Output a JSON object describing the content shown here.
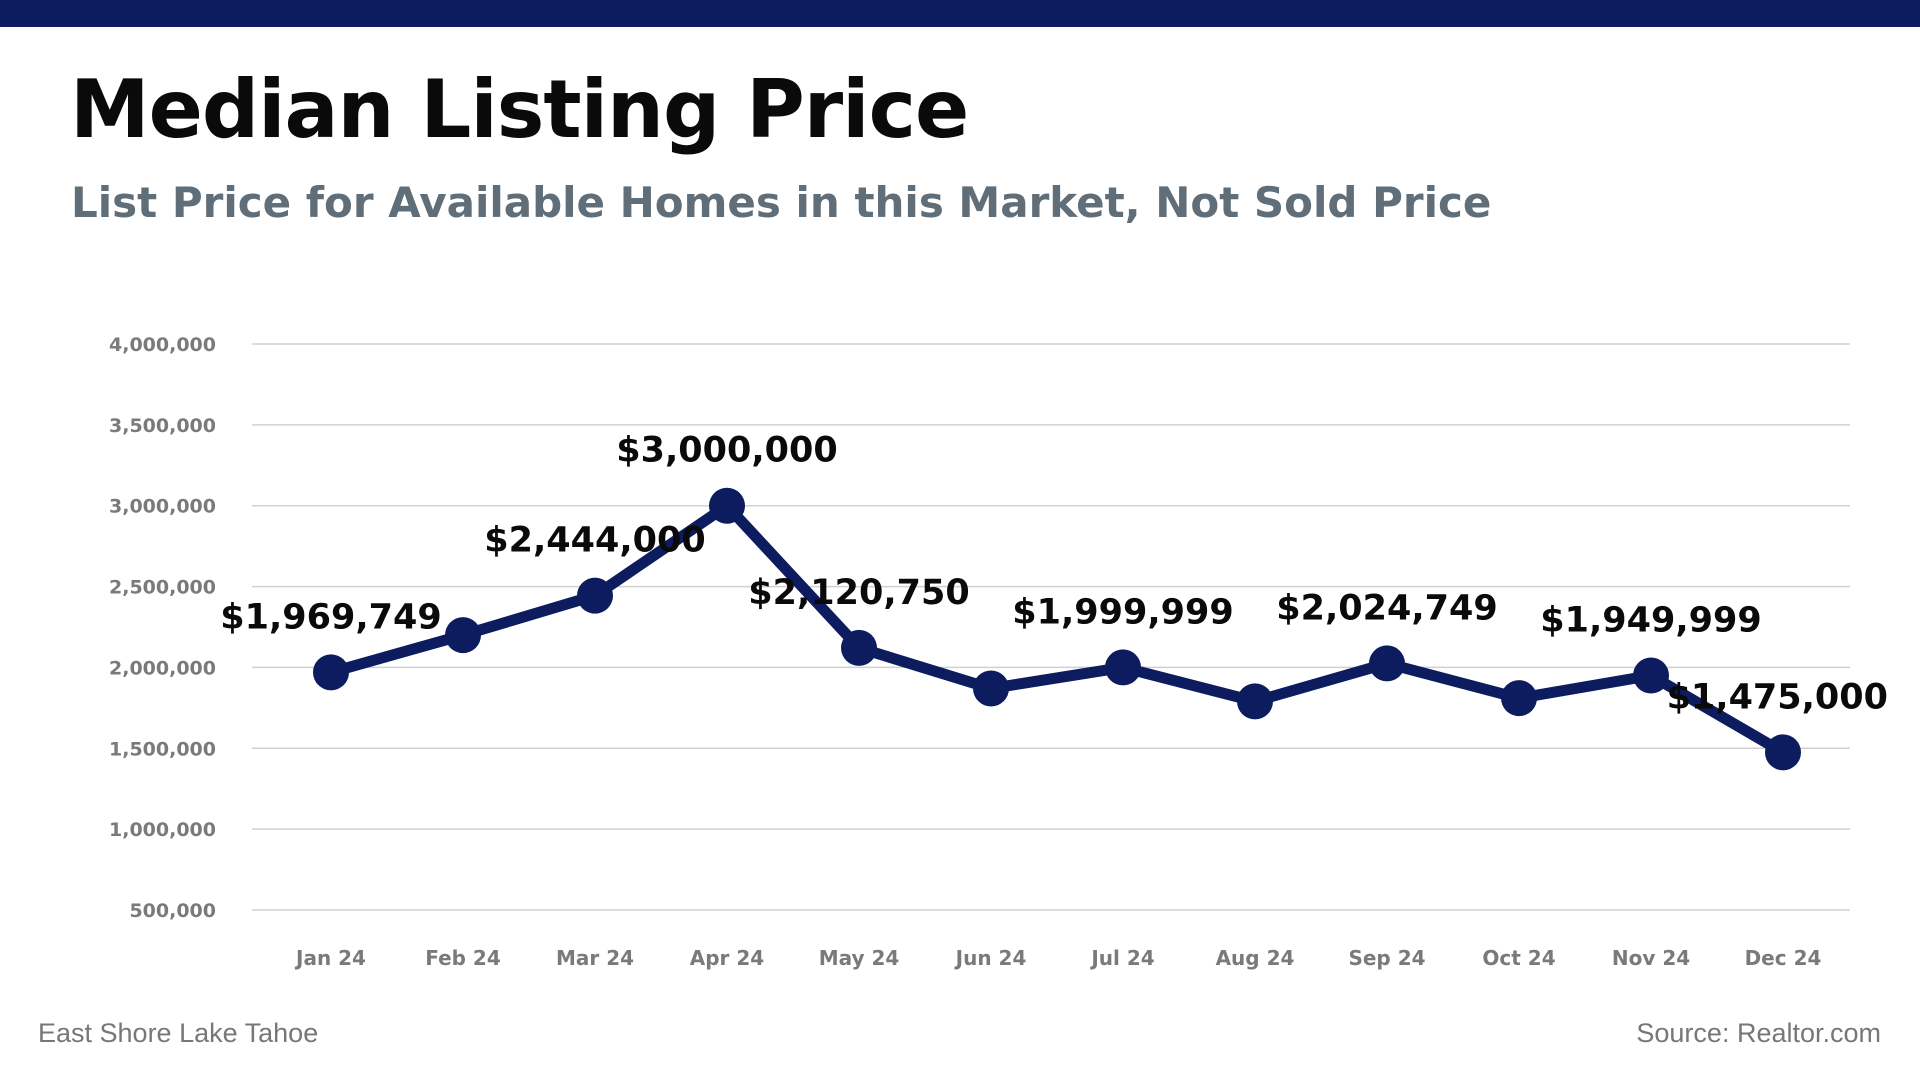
{
  "header": {
    "title": "Median Listing Price",
    "subtitle": "List Price for Available Homes in this Market, Not Sold Price"
  },
  "footer": {
    "left": "East Shore Lake Tahoe",
    "right": "Source: Realtor.com"
  },
  "colors": {
    "accent": "#0c1c5e",
    "subtitle": "#5f6e78",
    "gridline": "#d0d0d0",
    "tick_label": "#7a7a7a"
  },
  "chart_data": {
    "type": "line",
    "title": "",
    "xlabel": "",
    "ylabel": "",
    "categories": [
      "Jan 24",
      "Feb 24",
      "Mar 24",
      "Apr 24",
      "May 24",
      "Jun 24",
      "Jul 24",
      "Aug 24",
      "Sep 24",
      "Oct 24",
      "Nov 24",
      "Dec 24"
    ],
    "series": [
      {
        "values": [
          1969749,
          2200000,
          2444000,
          3000000,
          2120750,
          1870000,
          1999999,
          1790000,
          2024749,
          1810000,
          1949999,
          1475000
        ]
      }
    ],
    "data_labels": [
      "$1,969,749",
      "",
      "$2,444,000",
      "$3,000,000",
      "$2,120,750",
      "",
      "$1,999,999",
      "",
      "$2,024,749",
      "",
      "$1,949,999",
      "$1,475,000"
    ],
    "y_ticks": [
      500000,
      1000000,
      1500000,
      2000000,
      2500000,
      3000000,
      3500000,
      4000000
    ],
    "y_tick_labels": [
      "500,000",
      "1,000,000",
      "1,500,000",
      "2,000,000",
      "2,500,000",
      "3,000,000",
      "3,500,000",
      "4,000,000"
    ],
    "ylim": [
      500000,
      4000000
    ],
    "grid": true,
    "legend": "none"
  }
}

## What to do
Locate the word "subtitle" in the records and collect each line it appears in.

## Response for this exercise
    "subtitle": "List Price for Available Homes in this Market, Not Sold Price"
    "subtitle": "#5f6e78",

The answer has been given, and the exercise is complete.